• Materials provided:
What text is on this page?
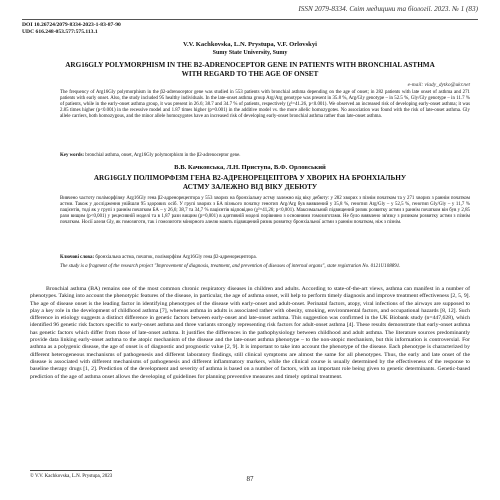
ISSN 2079-8334. Світ медицини та біології. 2023. № 1 (83)
DOI 10.26724/2079-8334-2023-1-83-87-90
UDC 616.248-053.577:575.113.1
V.V. Kachkovska, L.N. Prystupa, V.F. Orlovskyi
Sumy State University, Sumy
ARG16GLY POLYMORPHISM IN THE Β2-ADRENOCEPTOR GENE IN PATIENTS WITH BRONCHIAL ASTHMA WITH REGARD TO THE AGE OF ONSET
e-mail: vlady_dytko@ukr.net
The frequency of Arg16Gly polymorphism in the β2-adrenoceptor gene was studied in 553 patients with bronchial asthma depending on the age of onset; in 282 patients with late onset of asthma and 271 patients with early onset. Also, the study included 95 healthy individuals. In the late-onset asthma group Arg/Arg genotype was present in 35.8 %, Arg/Gly genotype – in 52.5 %, Gly/Gly genotype – in 11.7 % of patients, while in the early-onset asthma group, it was present in 26.6; 38.7 and 34.7 % of patients, respectively (χ²=41.26, p<0.001). We observed an increased risk of developing early-onset asthma; it was 2.85 times higher (p<0.001) in the recessive model and 1.87 times higher (p=0.001) in the additive model vs. the more allelic homozygotes. No association was found with the risk of late-onset asthma. Gly allele carriers, both homozygous, and the minor allele homozygotes have an increased risk of developing early-onset bronchial asthma rather than late-onset asthma.
Key words: bronchial asthma, onset, Arg16Gly polymorphism in the β2-adrenoceptor gene.
В.В. Качковська, Л.Н. Приступа, В.Ф. Орловський
ARG16GLY ПОЛІМОРФІЗМ ГЕНА Β2-АДРЕНОРЕЦЕПТОРА У ХВОРИХ НА БРОНХІАЛЬНУ АСТМУ ЗАЛЕЖНО ВІД ВІКУ ДЕБЮТУ
Вивчено частоту поліморфізму Arg16Gly гена β2-адренорецептора у 553 хворих на бронхіальну астму залежно від віку дебюту: у 282 хворих з пізнім початком та у 271 хворих з раннім початком астми. Також у дослідження увійшли 95 здорових осіб. У групі хворих з БА пізнього початку генотип Arg/Arg був виявлений у 35,8 %, генотип Arg/Gly – у 52,5 %, генотип Gly/Gly – у 11,7 % пацієнтів, тоді як у групі з раннім початком БА – у 26,6; 38,7 та 34,7 % пацієнтів відповідно (χ²=41,26; p<0,001). Максимальний підвищений ризик розвитку астми з раннім початком він був у 2,85 рази вищим (p<0,001) у рецесивній моделі та в 1,87 рази вищим (p=0,001) в адитивній моделі порівняно з основними гомозиготами. Не було виявлено зв'язку з ризиком розвитку астми з пізнім початком. Носії алеля Gly, як гомозиготи, так і гомозиготи мінорного алелю мають підвищений ризик розвитку бронхіальної астми з раннім початком, ніж з пізнім.
Ключові слова: бронхіальна астма, початок, поліморфізм Arg16Gly гена β2-адренорецептора.
The study is a fragment of the research project "Improvement of diagnosis, treatment, and prevention of diseases of internal organs", state registration No. 0121U108891.
Bronchial asthma (BA) remains one of the most common chronic respiratory diseases in children and adults. According to state-of-the-art views, asthma can manifest in a number of phenotypes. Taking into account the phenotypic features of the disease, in particular, the age of asthma onset, will help to perform timely diagnosis and improve treatment effectiveness [2, 5, 9]. The age of disease onset is the leading factor in identifying phenotypes of the disease with early-onset and adult-onset. Perinatal factors, atopy, viral infections of the airways are supposed to play a key role in the development of childhood asthma [7], whereas asthma in adults is associated rather with obesity, smoking, environmental factors, and occupational hazards [8, 12]. Such difference in etiology suggests a distinct difference in genetic factors between early-onset and late-onset asthma. This suggestion was confirmed in the UK Biobank study (n=447,628), which identified 96 genetic risk factors specific to early-onset asthma and three variants strongly representing risk factors for adult-onset asthma [4]. These results demonstrate that early-onset asthma has genetic factors which differ from those of late-onset asthma. It justifies the differences in the pathophysiology between childhood and adult asthma. The literature sources predominantly provide data linking early-onset asthma to the atopic mechanism of the disease and the late-onset asthma phenotype – to the non-atopic mechanism, but this information is controversial. For asthma as a polygenic disease, the age of onset is of diagnostic and prognostic value [2, 9]. It is important to take into account the phenotype of the disease. Each phenotype is characterized by different heterogeneous mechanisms of pathogenesis and different laboratory findings, still clinical symptoms are almost the same for all phenotypes. Thus, the early and late onset of the disease is associated with different mechanisms of pathogenesis and different inflammatory markers, while the clinical course is usually determined by the effectiveness of the response to baseline therapy drugs [1, 2]. Prediction of the development and severity of asthma is based on a number of factors, with an important role being given to genetic determinants. Genetic-based prediction of the age of asthma onset allows the developing of guidelines for planning preventive measures and timely optimal treatment.
© V.V. Kachkovska, L.N. Prystupa, 2023	87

• Task details: Filter the records above for lines containing the word "Prystupa", and copy those lines.

• Exercise solution:
V.V. Kachkovska, L.N. Prystupa, V.F. Orlovskyi
© V.V. Kachkovska, L.N. Prystupa, 2023	87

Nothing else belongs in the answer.